Provided data.
>> START

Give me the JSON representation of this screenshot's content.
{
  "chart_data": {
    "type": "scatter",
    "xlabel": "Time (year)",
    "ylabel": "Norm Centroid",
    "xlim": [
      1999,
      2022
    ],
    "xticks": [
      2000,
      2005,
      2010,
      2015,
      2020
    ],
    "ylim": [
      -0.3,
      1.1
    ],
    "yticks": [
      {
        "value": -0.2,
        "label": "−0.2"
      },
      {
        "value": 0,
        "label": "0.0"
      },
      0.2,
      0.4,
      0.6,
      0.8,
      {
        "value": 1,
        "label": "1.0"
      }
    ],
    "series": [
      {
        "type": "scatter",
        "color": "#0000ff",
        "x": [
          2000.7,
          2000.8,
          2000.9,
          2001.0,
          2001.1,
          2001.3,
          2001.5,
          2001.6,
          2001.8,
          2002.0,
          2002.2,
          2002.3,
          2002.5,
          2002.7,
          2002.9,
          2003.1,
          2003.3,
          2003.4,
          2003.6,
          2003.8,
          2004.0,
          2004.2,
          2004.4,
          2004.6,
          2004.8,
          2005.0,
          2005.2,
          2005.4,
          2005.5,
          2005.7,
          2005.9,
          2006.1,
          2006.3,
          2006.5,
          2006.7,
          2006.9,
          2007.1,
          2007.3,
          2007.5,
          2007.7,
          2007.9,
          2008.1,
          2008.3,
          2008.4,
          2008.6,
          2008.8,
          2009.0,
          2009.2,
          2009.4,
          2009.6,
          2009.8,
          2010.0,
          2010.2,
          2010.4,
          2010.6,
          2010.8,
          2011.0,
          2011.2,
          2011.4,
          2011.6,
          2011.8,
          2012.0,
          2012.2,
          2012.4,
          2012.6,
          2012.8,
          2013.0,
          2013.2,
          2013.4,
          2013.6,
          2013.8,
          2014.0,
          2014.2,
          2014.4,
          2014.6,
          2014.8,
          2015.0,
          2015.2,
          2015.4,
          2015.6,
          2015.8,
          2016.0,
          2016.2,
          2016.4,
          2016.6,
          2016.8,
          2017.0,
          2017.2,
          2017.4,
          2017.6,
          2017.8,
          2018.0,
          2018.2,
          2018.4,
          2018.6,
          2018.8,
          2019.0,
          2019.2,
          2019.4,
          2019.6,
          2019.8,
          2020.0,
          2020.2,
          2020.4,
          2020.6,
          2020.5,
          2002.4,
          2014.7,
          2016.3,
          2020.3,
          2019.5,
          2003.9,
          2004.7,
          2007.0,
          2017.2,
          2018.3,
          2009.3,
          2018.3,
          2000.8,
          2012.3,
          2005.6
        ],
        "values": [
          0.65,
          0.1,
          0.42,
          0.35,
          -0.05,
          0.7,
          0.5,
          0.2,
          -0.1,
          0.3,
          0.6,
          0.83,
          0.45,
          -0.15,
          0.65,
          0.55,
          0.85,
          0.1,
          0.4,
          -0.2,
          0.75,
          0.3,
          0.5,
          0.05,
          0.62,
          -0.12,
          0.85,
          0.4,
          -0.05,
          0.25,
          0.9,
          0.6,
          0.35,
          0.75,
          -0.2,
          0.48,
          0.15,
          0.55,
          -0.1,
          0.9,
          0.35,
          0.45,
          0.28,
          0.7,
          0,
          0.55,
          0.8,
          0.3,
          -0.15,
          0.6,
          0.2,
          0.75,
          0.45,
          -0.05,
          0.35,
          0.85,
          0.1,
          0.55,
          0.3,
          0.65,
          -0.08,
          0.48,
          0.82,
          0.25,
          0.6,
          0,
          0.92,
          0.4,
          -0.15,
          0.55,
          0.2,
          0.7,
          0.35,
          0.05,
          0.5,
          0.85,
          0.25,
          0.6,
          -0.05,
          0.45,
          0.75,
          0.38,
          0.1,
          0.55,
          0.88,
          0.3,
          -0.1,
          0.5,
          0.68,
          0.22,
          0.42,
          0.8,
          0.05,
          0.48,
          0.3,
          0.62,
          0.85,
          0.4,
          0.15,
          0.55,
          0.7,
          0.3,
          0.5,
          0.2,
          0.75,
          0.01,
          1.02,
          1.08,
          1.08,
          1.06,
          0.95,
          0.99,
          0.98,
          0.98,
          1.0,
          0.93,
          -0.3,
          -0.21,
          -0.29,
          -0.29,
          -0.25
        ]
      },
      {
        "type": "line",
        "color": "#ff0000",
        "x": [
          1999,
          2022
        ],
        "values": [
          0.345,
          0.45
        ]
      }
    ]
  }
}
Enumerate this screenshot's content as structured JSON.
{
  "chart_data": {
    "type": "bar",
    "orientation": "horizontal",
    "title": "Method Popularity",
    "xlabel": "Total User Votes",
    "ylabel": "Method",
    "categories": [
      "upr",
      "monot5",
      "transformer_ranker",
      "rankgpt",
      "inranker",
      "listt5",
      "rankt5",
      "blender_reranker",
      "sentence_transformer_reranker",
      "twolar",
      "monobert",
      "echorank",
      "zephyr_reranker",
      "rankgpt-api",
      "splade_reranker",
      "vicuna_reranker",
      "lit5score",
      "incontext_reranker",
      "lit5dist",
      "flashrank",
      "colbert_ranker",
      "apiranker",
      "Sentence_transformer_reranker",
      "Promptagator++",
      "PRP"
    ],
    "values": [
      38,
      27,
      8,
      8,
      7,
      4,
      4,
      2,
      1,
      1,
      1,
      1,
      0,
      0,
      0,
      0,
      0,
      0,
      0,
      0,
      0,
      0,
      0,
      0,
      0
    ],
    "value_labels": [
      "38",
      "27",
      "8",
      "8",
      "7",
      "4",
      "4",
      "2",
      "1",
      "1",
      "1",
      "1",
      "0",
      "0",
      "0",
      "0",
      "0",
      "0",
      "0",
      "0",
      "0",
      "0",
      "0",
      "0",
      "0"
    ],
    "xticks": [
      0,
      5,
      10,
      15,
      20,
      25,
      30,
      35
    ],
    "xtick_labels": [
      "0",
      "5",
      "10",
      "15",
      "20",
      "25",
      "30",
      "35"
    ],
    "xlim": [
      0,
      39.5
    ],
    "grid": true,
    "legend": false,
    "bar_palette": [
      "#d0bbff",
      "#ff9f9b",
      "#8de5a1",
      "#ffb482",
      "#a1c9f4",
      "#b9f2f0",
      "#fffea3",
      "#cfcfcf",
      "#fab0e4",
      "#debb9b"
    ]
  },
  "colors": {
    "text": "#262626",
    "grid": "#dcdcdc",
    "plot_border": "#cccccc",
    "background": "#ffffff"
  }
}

>> END

What this task involves.
Each line must be given again exactly as written above.

Final result.
Give me the JSON representation of this screenshot's content.
{
  "chart_data": {
    "type": "scatter",
    "xlabel": "Time (year)",
    "ylabel": "Norm Centroid",
    "xlim": [
      1999,
      2022
    ],
    "xticks": [
      2000,
      2005,
      2010,
      2015,
      2020
    ],
    "ylim": [
      -0.3,
      1.1
    ],
    "yticks": [
      {
        "value": -0.2,
        "label": "−0.2"
      },
      {
        "value": 0,
        "label": "0.0"
      },
      0.2,
      0.4,
      0.6,
      0.8,
      {
        "value": 1,
        "label": "1.0"
      }
    ],
    "series": [
      {
        "type": "scatter",
        "color": "#0000ff",
        "x": [
          2000.7,
          2000.8,
          2000.9,
          2001.0,
          2001.1,
          2001.3,
          2001.5,
          2001.6,
          2001.8,
          2002.0,
          2002.2,
          2002.3,
          2002.5,
          2002.7,
          2002.9,
          2003.1,
          2003.3,
          2003.4,
          2003.6,
          2003.8,
          2004.0,
          2004.2,
          2004.4,
          2004.6,
          2004.8,
          2005.0,
          2005.2,
          2005.4,
          2005.5,
          2005.7,
          2005.9,
          2006.1,
          2006.3,
          2006.5,
          2006.7,
          2006.9,
          2007.1,
          2007.3,
          2007.5,
          2007.7,
          2007.9,
          2008.1,
          2008.3,
          2008.4,
          2008.6,
          2008.8,
          2009.0,
          2009.2,
          2009.4,
          2009.6,
          2009.8,
          2010.0,
          2010.2,
          2010.4,
          2010.6,
          2010.8,
          2011.0,
          2011.2,
          2011.4,
          2011.6,
          2011.8,
          2012.0,
          2012.2,
          2012.4,
          2012.6,
          2012.8,
          2013.0,
          2013.2,
          2013.4,
          2013.6,
          2013.8,
          2014.0,
          2014.2,
          2014.4,
          2014.6,
          2014.8,
          2015.0,
          2015.2,
          2015.4,
          2015.6,
          2015.8,
          2016.0,
          2016.2,
          2016.4,
          2016.6,
          2016.8,
          2017.0,
          2017.2,
          2017.4,
          2017.6,
          2017.8,
          2018.0,
          2018.2,
          2018.4,
          2018.6,
          2018.8,
          2019.0,
          2019.2,
          2019.4,
          2019.6,
          2019.8,
          2020.0,
          2020.2,
          2020.4,
          2020.6,
          2020.5,
          2002.4,
          2014.7,
          2016.3,
          2020.3,
          2019.5,
          2003.9,
          2004.7,
          2007.0,
          2017.2,
          2018.3,
          2009.3,
          2018.3,
          2000.8,
          2012.3,
          2005.6
        ],
        "values": [
          0.65,
          0.1,
          0.42,
          0.35,
          -0.05,
          0.7,
          0.5,
          0.2,
          -0.1,
          0.3,
          0.6,
          0.83,
          0.45,
          -0.15,
          0.65,
          0.55,
          0.85,
          0.1,
          0.4,
          -0.2,
          0.75,
          0.3,
          0.5,
          0.05,
          0.62,
          -0.12,
          0.85,
          0.4,
          -0.05,
          0.25,
          0.9,
          0.6,
          0.35,
          0.75,
          -0.2,
          0.48,
          0.15,
          0.55,
          -0.1,
          0.9,
          0.35,
          0.45,
          0.28,
          0.7,
          0,
          0.55,
          0.8,
          0.3,
          -0.15,
          0.6,
          0.2,
          0.75,
          0.45,
          -0.05,
          0.35,
          0.85,
          0.1,
          0.55,
          0.3,
          0.65,
          -0.08,
          0.48,
          0.82,
          0.25,
          0.6,
          0,
          0.92,
          0.4,
          -0.15,
          0.55,
          0.2,
          0.7,
          0.35,
          0.05,
          0.5,
          0.85,
          0.25,
          0.6,
          -0.05,
          0.45,
          0.75,
          0.38,
          0.1,
          0.55,
          0.88,
          0.3,
          -0.1,
          0.5,
          0.68,
          0.22,
          0.42,
          0.8,
          0.05,
          0.48,
          0.3,
          0.62,
          0.85,
          0.4,
          0.15,
          0.55,
          0.7,
          0.3,
          0.5,
          0.2,
          0.75,
          0.01,
          1.02,
          1.08,
          1.08,
          1.06,
          0.95,
          0.99,
          0.98,
          0.98,
          1.0,
          0.93,
          -0.3,
          -0.21,
          -0.29,
          -0.29,
          -0.25
        ]
      },
      {
        "type": "line",
        "color": "#ff0000",
        "x": [
          1999,
          2022
        ],
        "values": [
          0.345,
          0.45
        ]
      }
    ]
  }
}
Enumerate this screenshot's content as structured JSON.
{
  "chart_data": {
    "type": "bar",
    "orientation": "horizontal",
    "title": "Method Popularity",
    "xlabel": "Total User Votes",
    "ylabel": "Method",
    "categories": [
      "upr",
      "monot5",
      "transformer_ranker",
      "rankgpt",
      "inranker",
      "listt5",
      "rankt5",
      "blender_reranker",
      "sentence_transformer_reranker",
      "twolar",
      "monobert",
      "echorank",
      "zephyr_reranker",
      "rankgpt-api",
      "splade_reranker",
      "vicuna_reranker",
      "lit5score",
      "incontext_reranker",
      "lit5dist",
      "flashrank",
      "colbert_ranker",
      "apiranker",
      "Sentence_transformer_reranker",
      "Promptagator++",
      "PRP"
    ],
    "values": [
      38,
      27,
      8,
      8,
      7,
      4,
      4,
      2,
      1,
      1,
      1,
      1,
      0,
      0,
      0,
      0,
      0,
      0,
      0,
      0,
      0,
      0,
      0,
      0,
      0
    ],
    "value_labels": [
      "38",
      "27",
      "8",
      "8",
      "7",
      "4",
      "4",
      "2",
      "1",
      "1",
      "1",
      "1",
      "0",
      "0",
      "0",
      "0",
      "0",
      "0",
      "0",
      "0",
      "0",
      "0",
      "0",
      "0",
      "0"
    ],
    "xticks": [
      0,
      5,
      10,
      15,
      20,
      25,
      30,
      35
    ],
    "xtick_labels": [
      "0",
      "5",
      "10",
      "15",
      "20",
      "25",
      "30",
      "35"
    ],
    "xlim": [
      0,
      39.5
    ],
    "grid": true,
    "legend": false,
    "bar_palette": [
      "#d0bbff",
      "#ff9f9b",
      "#8de5a1",
      "#ffb482",
      "#a1c9f4",
      "#b9f2f0",
      "#fffea3",
      "#cfcfcf",
      "#fab0e4",
      "#debb9b"
    ]
  },
  "colors": {
    "text": "#262626",
    "grid": "#dcdcdc",
    "plot_border": "#cccccc",
    "background": "#ffffff"
  }
}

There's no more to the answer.